## START

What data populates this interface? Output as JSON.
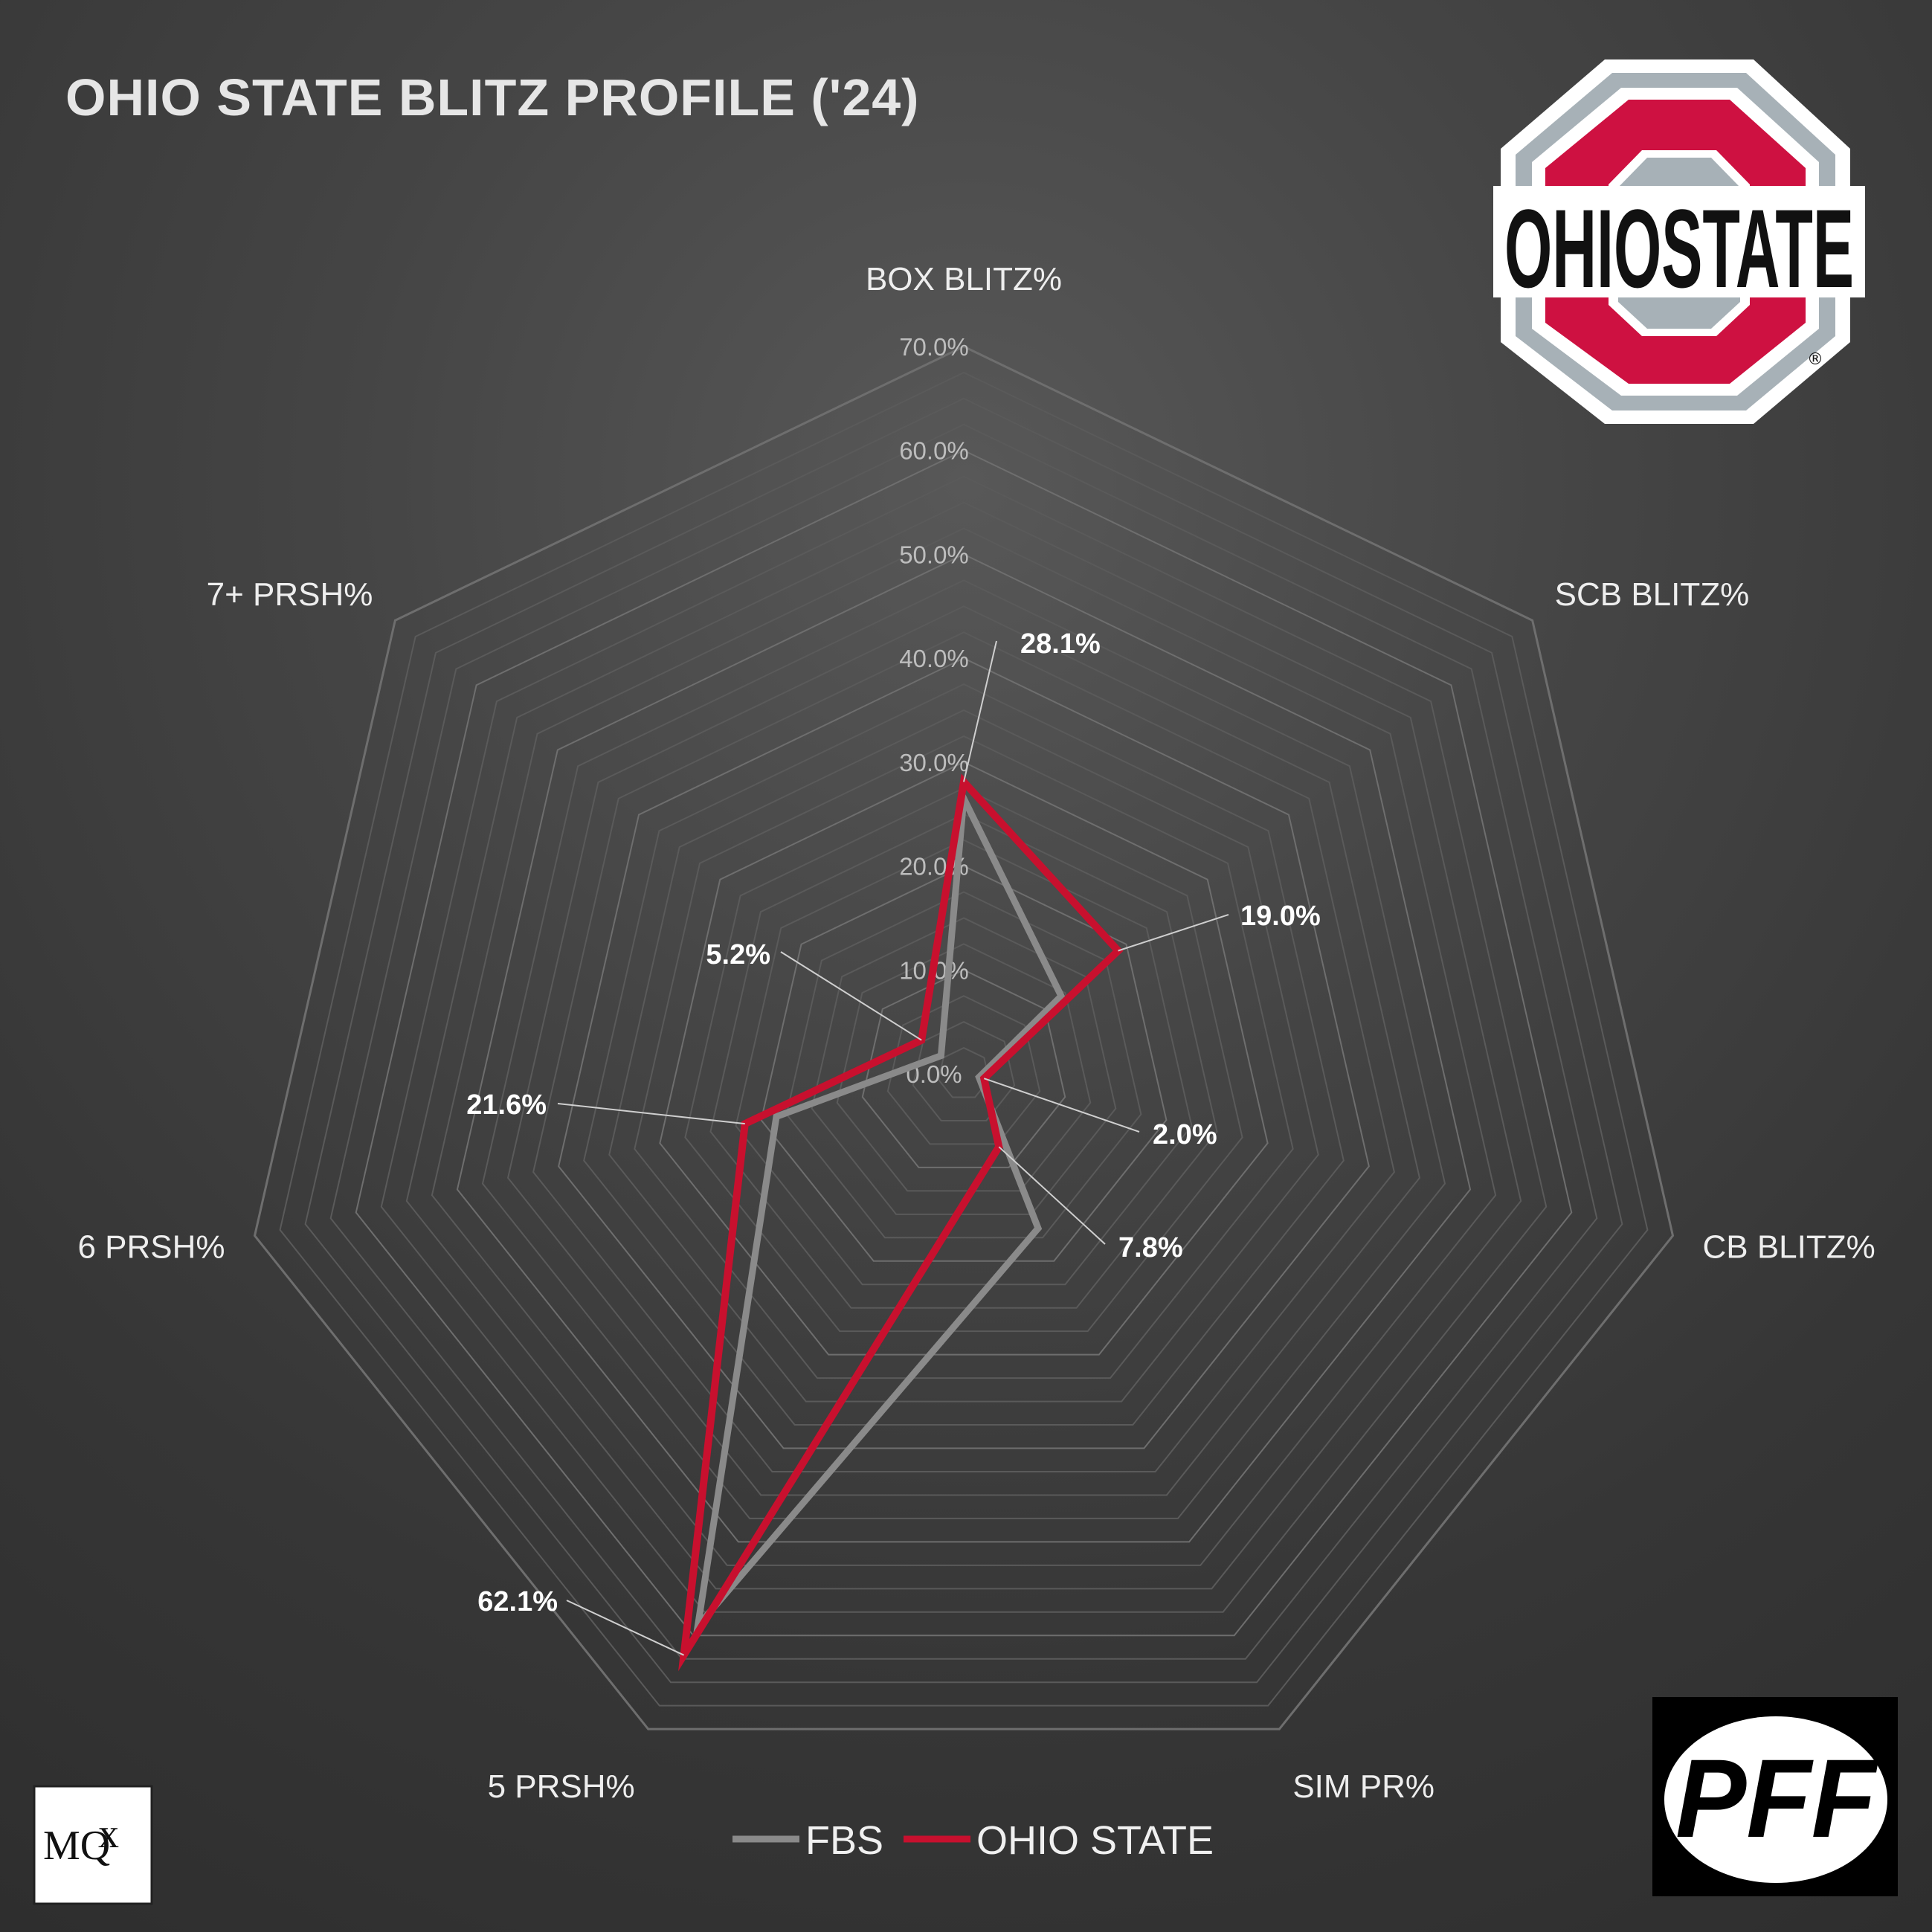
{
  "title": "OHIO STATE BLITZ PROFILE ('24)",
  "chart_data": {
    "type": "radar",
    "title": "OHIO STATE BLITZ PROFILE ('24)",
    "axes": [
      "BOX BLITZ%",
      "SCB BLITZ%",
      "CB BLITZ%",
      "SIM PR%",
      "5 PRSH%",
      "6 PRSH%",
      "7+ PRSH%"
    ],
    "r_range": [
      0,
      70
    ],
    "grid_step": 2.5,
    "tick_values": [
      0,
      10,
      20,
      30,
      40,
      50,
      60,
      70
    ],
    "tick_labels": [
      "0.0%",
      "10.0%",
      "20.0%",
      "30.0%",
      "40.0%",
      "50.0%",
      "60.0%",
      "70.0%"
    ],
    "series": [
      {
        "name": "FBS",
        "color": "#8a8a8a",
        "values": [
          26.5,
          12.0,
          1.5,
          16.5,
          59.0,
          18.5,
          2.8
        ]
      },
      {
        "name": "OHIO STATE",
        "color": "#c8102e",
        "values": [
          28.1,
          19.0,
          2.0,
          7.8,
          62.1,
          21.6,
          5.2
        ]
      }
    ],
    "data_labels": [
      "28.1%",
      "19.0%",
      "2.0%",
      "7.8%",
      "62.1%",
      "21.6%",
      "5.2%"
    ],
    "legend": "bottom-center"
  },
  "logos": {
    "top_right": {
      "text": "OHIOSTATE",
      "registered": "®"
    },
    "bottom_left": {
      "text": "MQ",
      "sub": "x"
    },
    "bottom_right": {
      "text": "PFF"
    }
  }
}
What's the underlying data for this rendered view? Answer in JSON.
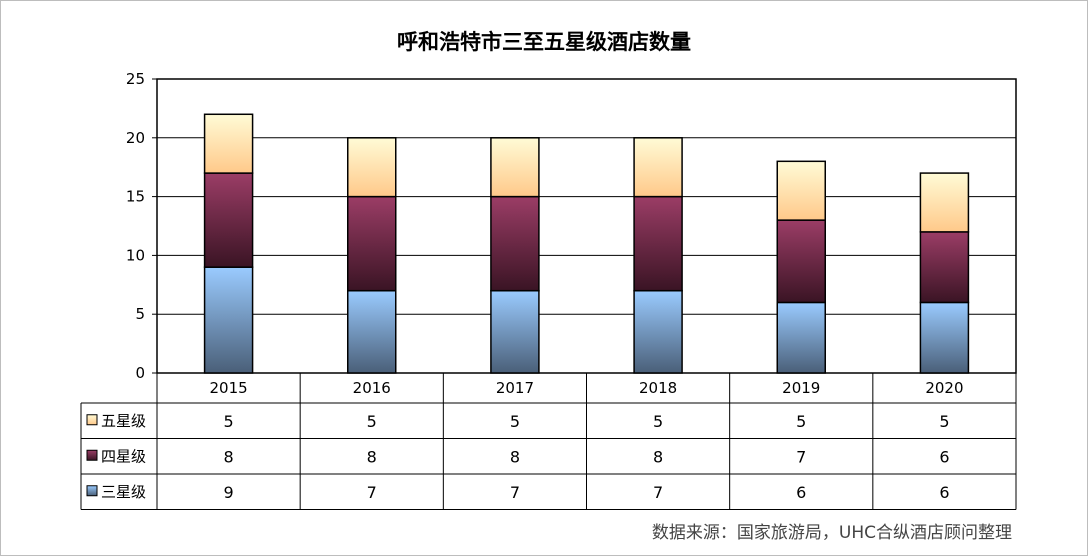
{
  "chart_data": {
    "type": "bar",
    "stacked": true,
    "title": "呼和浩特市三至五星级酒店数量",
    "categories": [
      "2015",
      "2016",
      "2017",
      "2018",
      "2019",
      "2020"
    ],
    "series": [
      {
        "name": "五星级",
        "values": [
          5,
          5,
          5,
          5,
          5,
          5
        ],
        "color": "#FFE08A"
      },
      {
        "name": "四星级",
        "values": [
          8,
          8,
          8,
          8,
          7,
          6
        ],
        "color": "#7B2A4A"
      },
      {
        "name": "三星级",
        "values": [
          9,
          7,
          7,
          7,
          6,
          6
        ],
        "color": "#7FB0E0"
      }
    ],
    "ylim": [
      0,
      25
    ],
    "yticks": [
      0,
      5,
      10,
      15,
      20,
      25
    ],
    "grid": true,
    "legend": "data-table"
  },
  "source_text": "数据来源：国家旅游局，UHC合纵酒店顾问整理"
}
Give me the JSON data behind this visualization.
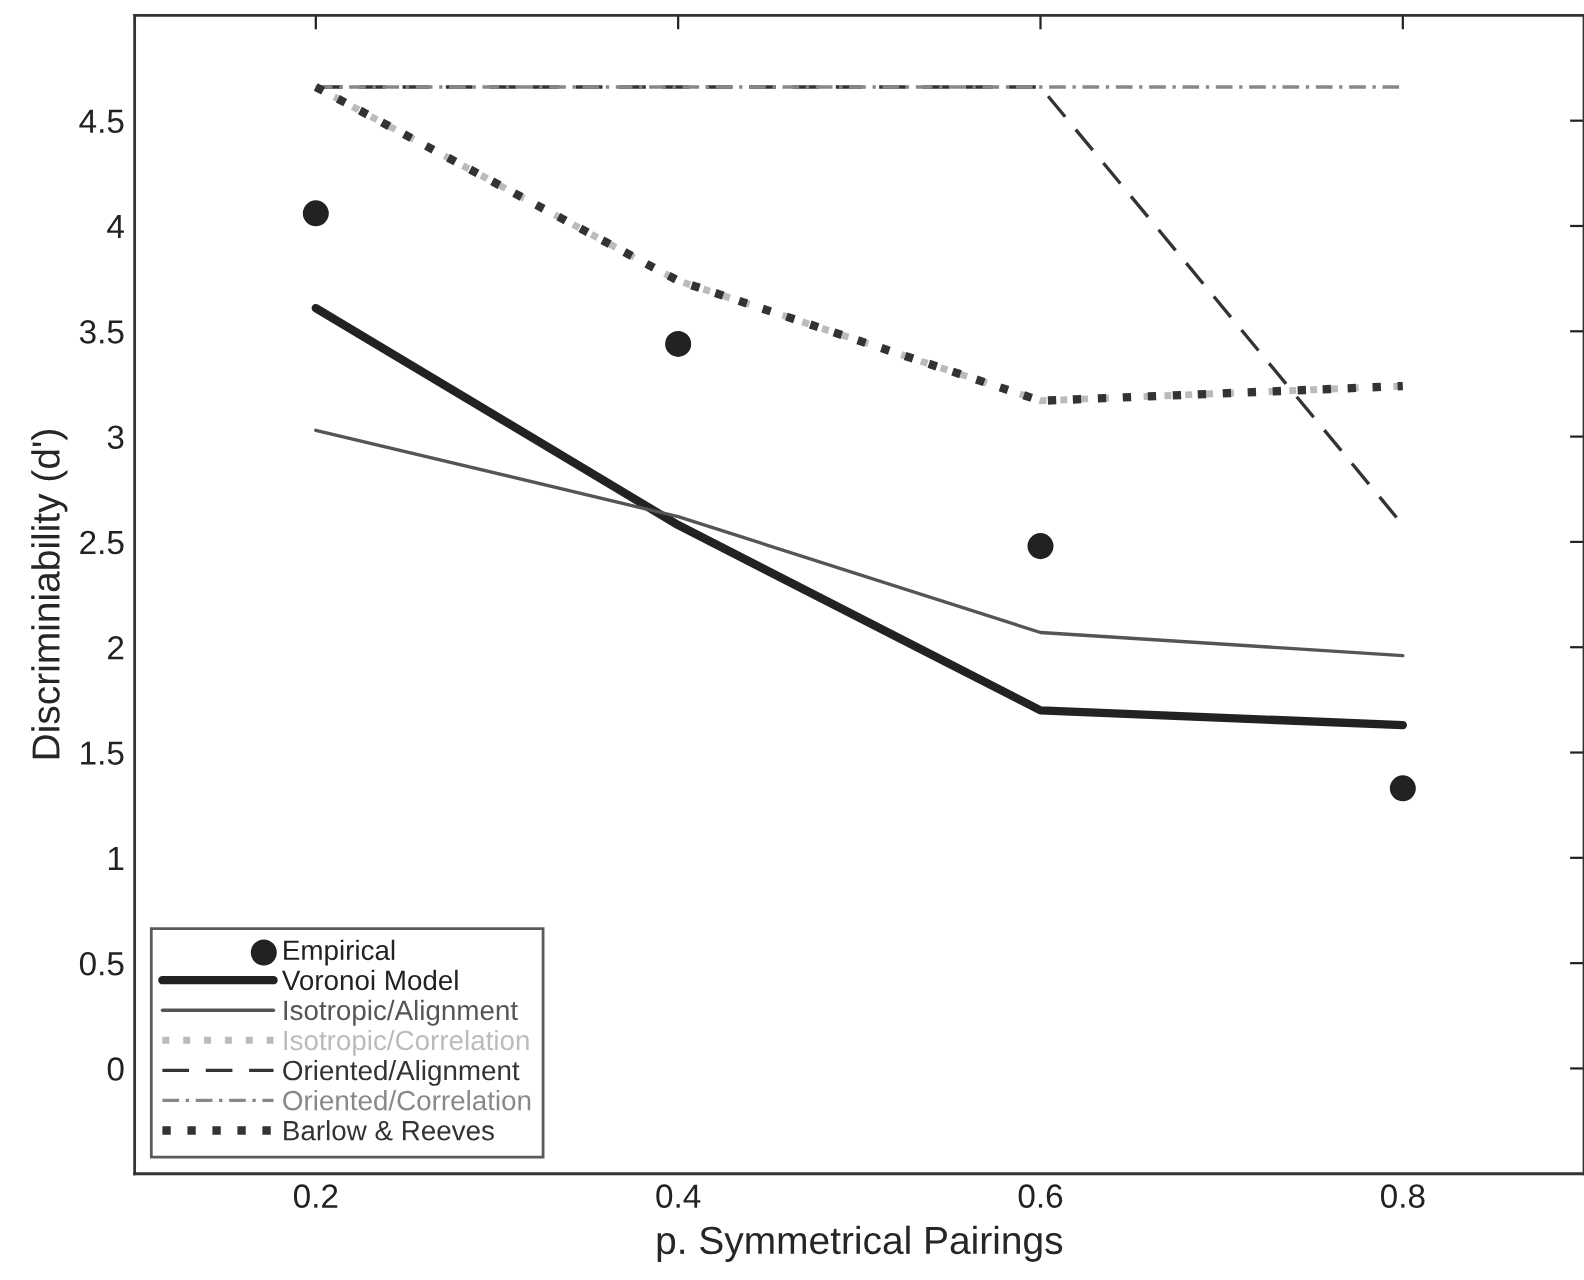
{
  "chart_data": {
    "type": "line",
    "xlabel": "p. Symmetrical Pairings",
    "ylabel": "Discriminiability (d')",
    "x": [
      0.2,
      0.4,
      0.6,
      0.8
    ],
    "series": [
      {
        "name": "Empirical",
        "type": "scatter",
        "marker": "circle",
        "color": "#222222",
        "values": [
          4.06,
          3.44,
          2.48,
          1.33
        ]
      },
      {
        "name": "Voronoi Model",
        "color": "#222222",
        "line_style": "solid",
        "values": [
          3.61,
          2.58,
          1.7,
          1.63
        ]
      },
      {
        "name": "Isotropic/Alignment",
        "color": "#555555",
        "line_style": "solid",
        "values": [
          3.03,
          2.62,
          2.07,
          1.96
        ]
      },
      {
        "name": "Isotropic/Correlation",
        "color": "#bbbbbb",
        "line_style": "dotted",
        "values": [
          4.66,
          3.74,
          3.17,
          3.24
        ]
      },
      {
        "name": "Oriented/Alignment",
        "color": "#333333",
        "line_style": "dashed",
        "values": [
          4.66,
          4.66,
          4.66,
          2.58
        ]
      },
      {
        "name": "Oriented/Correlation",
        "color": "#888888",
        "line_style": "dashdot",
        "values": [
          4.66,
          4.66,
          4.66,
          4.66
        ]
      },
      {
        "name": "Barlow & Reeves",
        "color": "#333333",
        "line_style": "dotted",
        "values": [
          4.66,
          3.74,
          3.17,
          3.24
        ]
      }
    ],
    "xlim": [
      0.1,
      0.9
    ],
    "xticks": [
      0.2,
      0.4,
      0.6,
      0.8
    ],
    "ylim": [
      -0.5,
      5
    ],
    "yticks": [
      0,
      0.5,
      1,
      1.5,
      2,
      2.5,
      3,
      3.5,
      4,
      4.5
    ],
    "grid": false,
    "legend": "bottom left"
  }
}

## END

• Exercise directions:
Each line in the listing above that contains "PROFILE" should be copied.

• Full solution:
  "title": "OHIO STATE BLITZ PROFILE ('24)",
    "title": "OHIO STATE BLITZ PROFILE ('24)",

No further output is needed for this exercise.